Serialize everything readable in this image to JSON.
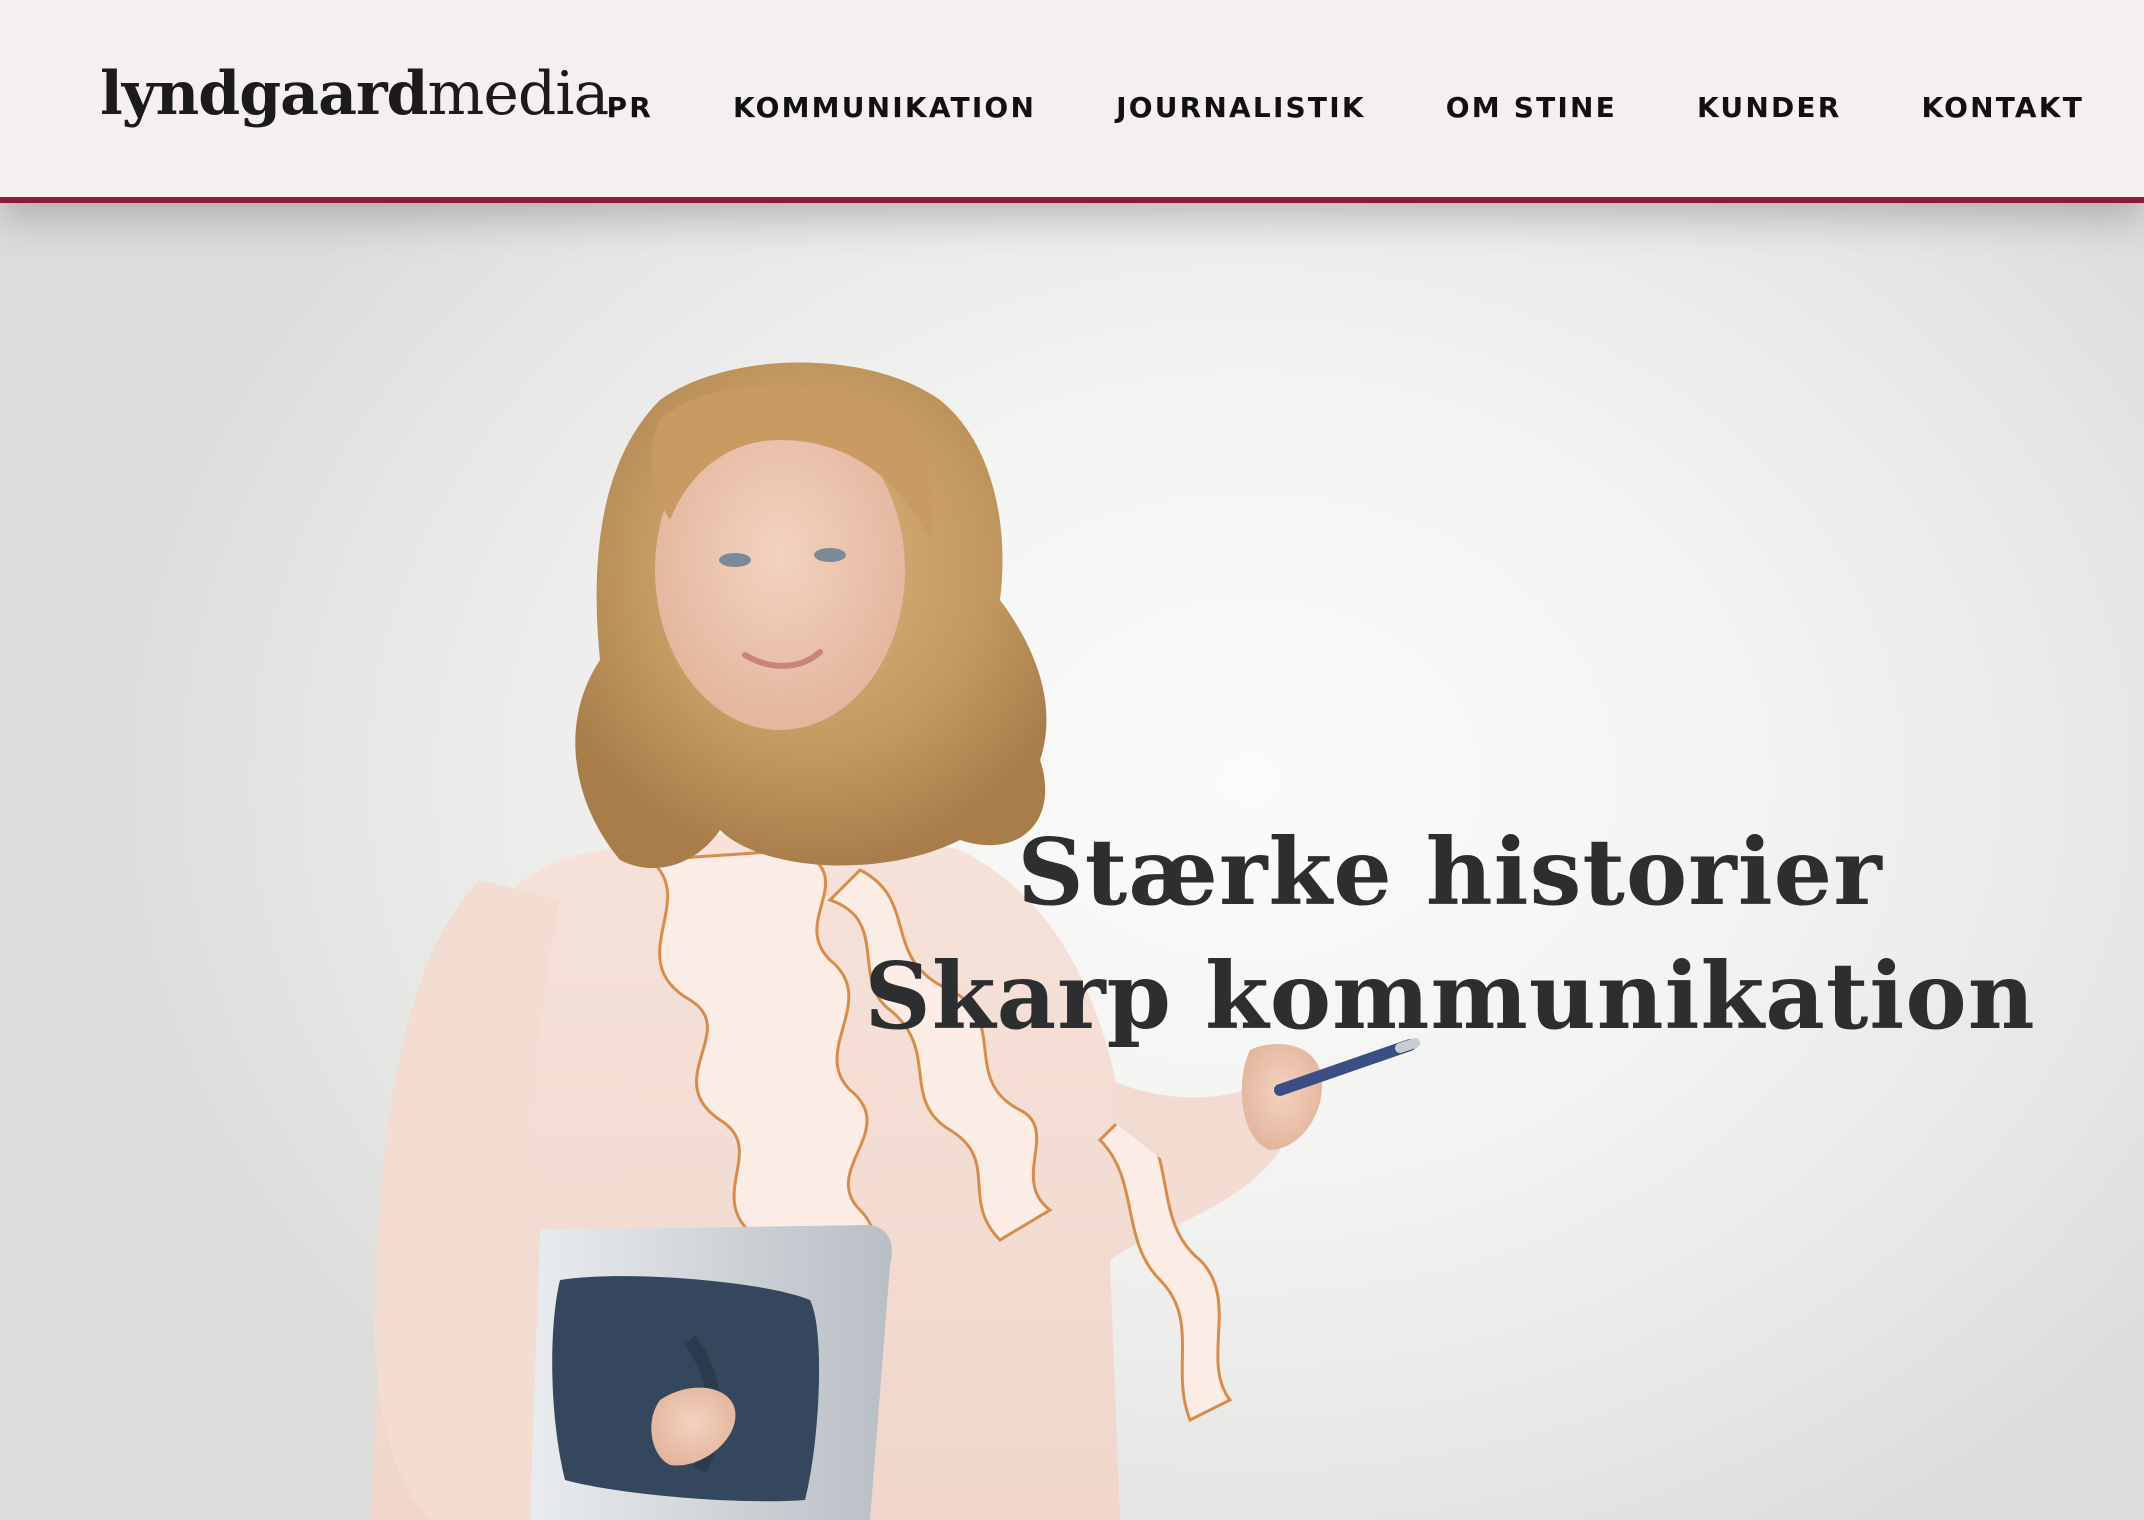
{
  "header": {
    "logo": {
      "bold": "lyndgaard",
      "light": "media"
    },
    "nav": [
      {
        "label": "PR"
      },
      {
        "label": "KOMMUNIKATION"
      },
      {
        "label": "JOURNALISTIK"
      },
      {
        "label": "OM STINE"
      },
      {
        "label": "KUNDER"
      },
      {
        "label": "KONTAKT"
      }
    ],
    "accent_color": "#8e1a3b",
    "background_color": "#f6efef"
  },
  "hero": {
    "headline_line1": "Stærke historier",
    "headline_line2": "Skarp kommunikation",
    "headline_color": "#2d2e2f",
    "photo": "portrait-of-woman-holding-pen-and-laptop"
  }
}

━━━━━━━━

■ **Goal**
Which lines contain "label"? Show each of them.

■ **Written answer**
        "label": "PR"
        "label": "KOMMUNIKATION"
        "label": "JOURNALISTIK"
        "label": "OM STINE"
        "label": "KUNDER"
        "label": "KONTAKT"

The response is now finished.